START
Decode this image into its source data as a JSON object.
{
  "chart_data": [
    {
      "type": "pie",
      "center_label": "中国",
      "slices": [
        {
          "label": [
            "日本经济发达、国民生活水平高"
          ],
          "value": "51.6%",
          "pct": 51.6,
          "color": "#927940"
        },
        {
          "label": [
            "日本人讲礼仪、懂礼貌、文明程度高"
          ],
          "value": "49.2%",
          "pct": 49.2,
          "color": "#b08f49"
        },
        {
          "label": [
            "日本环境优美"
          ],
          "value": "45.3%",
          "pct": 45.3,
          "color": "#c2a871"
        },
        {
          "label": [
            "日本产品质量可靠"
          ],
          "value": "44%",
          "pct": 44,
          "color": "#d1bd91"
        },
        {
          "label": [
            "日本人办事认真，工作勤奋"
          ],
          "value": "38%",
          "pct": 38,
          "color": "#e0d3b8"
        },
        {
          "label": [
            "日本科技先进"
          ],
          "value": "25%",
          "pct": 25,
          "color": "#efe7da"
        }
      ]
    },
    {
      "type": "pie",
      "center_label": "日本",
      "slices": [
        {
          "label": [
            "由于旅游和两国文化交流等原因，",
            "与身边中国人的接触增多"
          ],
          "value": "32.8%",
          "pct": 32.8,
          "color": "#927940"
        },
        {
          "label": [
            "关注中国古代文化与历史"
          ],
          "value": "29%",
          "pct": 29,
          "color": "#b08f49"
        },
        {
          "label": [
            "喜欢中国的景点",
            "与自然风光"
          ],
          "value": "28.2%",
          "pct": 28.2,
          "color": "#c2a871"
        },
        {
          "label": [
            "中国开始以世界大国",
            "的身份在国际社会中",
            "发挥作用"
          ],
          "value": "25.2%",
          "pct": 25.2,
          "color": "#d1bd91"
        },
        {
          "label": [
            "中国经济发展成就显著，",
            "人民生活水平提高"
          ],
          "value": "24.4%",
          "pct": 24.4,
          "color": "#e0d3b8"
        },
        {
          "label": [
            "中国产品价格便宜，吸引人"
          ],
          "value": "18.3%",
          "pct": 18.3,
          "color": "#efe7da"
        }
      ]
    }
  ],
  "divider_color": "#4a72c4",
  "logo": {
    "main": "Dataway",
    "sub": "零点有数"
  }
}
END
Repeat the records exactly, including every line.

Decode this image into its source data as a JSON object.
{
  "chart_data": [
    {
      "type": "pie",
      "center_label": "中国",
      "slices": [
        {
          "label": [
            "日本经济发达、国民生活水平高"
          ],
          "value": "51.6%",
          "pct": 51.6,
          "color": "#927940"
        },
        {
          "label": [
            "日本人讲礼仪、懂礼貌、文明程度高"
          ],
          "value": "49.2%",
          "pct": 49.2,
          "color": "#b08f49"
        },
        {
          "label": [
            "日本环境优美"
          ],
          "value": "45.3%",
          "pct": 45.3,
          "color": "#c2a871"
        },
        {
          "label": [
            "日本产品质量可靠"
          ],
          "value": "44%",
          "pct": 44,
          "color": "#d1bd91"
        },
        {
          "label": [
            "日本人办事认真，工作勤奋"
          ],
          "value": "38%",
          "pct": 38,
          "color": "#e0d3b8"
        },
        {
          "label": [
            "日本科技先进"
          ],
          "value": "25%",
          "pct": 25,
          "color": "#efe7da"
        }
      ]
    },
    {
      "type": "pie",
      "center_label": "日本",
      "slices": [
        {
          "label": [
            "由于旅游和两国文化交流等原因，",
            "与身边中国人的接触增多"
          ],
          "value": "32.8%",
          "pct": 32.8,
          "color": "#927940"
        },
        {
          "label": [
            "关注中国古代文化与历史"
          ],
          "value": "29%",
          "pct": 29,
          "color": "#b08f49"
        },
        {
          "label": [
            "喜欢中国的景点",
            "与自然风光"
          ],
          "value": "28.2%",
          "pct": 28.2,
          "color": "#c2a871"
        },
        {
          "label": [
            "中国开始以世界大国",
            "的身份在国际社会中",
            "发挥作用"
          ],
          "value": "25.2%",
          "pct": 25.2,
          "color": "#d1bd91"
        },
        {
          "label": [
            "中国经济发展成就显著，",
            "人民生活水平提高"
          ],
          "value": "24.4%",
          "pct": 24.4,
          "color": "#e0d3b8"
        },
        {
          "label": [
            "中国产品价格便宜，吸引人"
          ],
          "value": "18.3%",
          "pct": 18.3,
          "color": "#efe7da"
        }
      ]
    }
  ],
  "divider_color": "#4a72c4",
  "logo": {
    "main": "Dataway",
    "sub": "零点有数"
  }
}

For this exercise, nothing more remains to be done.